* Begin Provided material *

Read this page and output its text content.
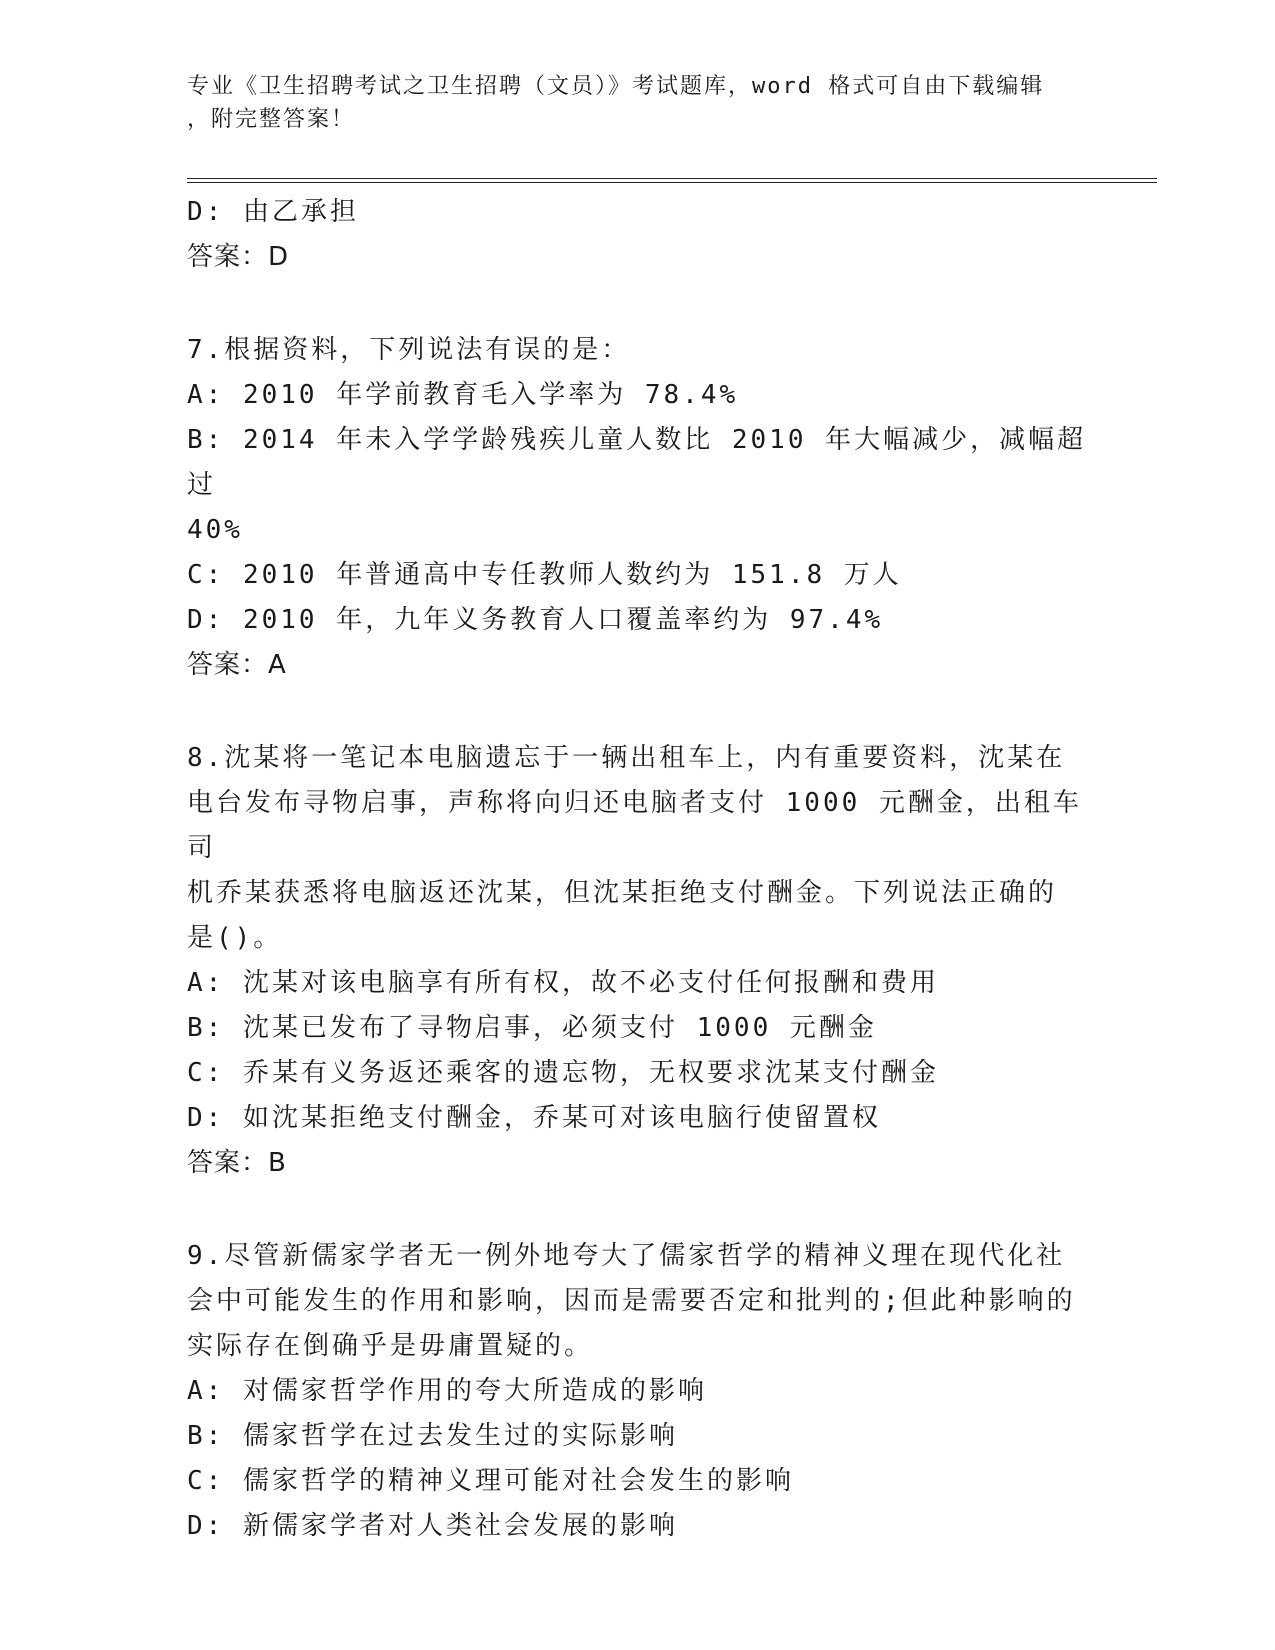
专业《卫生招聘考试之卫生招聘（文员）》考试题库，word 格式可自由下载编辑
，附完整答案！

D: 由乙承担

答案：D

7.根据资料，下列说法有误的是：

A: 2010 年学前教育毛入学率为 78.4%

B: 2014 年未入学学龄残疾儿童人数比 2010 年大幅减少，减幅超过

40%

C: 2010 年普通高中专任教师人数约为 151.8 万人

D: 2010 年，九年义务教育人口覆盖率约为 97.4%

答案：A

8.沈某将一笔记本电脑遗忘于一辆出租车上，内有重要资料，沈某在

电台发布寻物启事，声称将向归还电脑者支付 1000 元酬金，出租车司

机乔某获悉将电脑返还沈某，但沈某拒绝支付酬金。下列说法正确的

是()。

A: 沈某对该电脑享有所有权，故不必支付任何报酬和费用

B: 沈某已发布了寻物启事，必须支付 1000 元酬金

C: 乔某有义务返还乘客的遗忘物，无权要求沈某支付酬金

D: 如沈某拒绝支付酬金，乔某可对该电脑行使留置权

答案：B

9.尽管新儒家学者无一例外地夸大了儒家哲学的精神义理在现代化社

会中可能发生的作用和影响，因而是需要否定和批判的;但此种影响的

实际存在倒确乎是毋庸置疑的。

A: 对儒家哲学作用的夸大所造成的影响

B: 儒家哲学在过去发生过的实际影响

C: 儒家哲学的精神义理可能对社会发生的影响

D: 新儒家学者对人类社会发展的影响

* End Provided material *

Requirement: Copy each line above precisely, dropping the pictures.

Task answer:
Read this page and output its text content.
专业《卫生招聘考试之卫生招聘（文员）》考试题库，word 格式可自由下载编辑
，附完整答案！

D: 由乙承担

答案：D

7.根据资料，下列说法有误的是：

A: 2010 年学前教育毛入学率为 78.4%

B: 2014 年未入学学龄残疾儿童人数比 2010 年大幅减少，减幅超过

40%

C: 2010 年普通高中专任教师人数约为 151.8 万人

D: 2010 年，九年义务教育人口覆盖率约为 97.4%

答案：A

8.沈某将一笔记本电脑遗忘于一辆出租车上，内有重要资料，沈某在

电台发布寻物启事，声称将向归还电脑者支付 1000 元酬金，出租车司

机乔某获悉将电脑返还沈某，但沈某拒绝支付酬金。下列说法正确的

是()。

A: 沈某对该电脑享有所有权，故不必支付任何报酬和费用

B: 沈某已发布了寻物启事，必须支付 1000 元酬金

C: 乔某有义务返还乘客的遗忘物，无权要求沈某支付酬金

D: 如沈某拒绝支付酬金，乔某可对该电脑行使留置权

答案：B

9.尽管新儒家学者无一例外地夸大了儒家哲学的精神义理在现代化社

会中可能发生的作用和影响，因而是需要否定和批判的;但此种影响的

实际存在倒确乎是毋庸置疑的。

A: 对儒家哲学作用的夸大所造成的影响

B: 儒家哲学在过去发生过的实际影响

C: 儒家哲学的精神义理可能对社会发生的影响

D: 新儒家学者对人类社会发展的影响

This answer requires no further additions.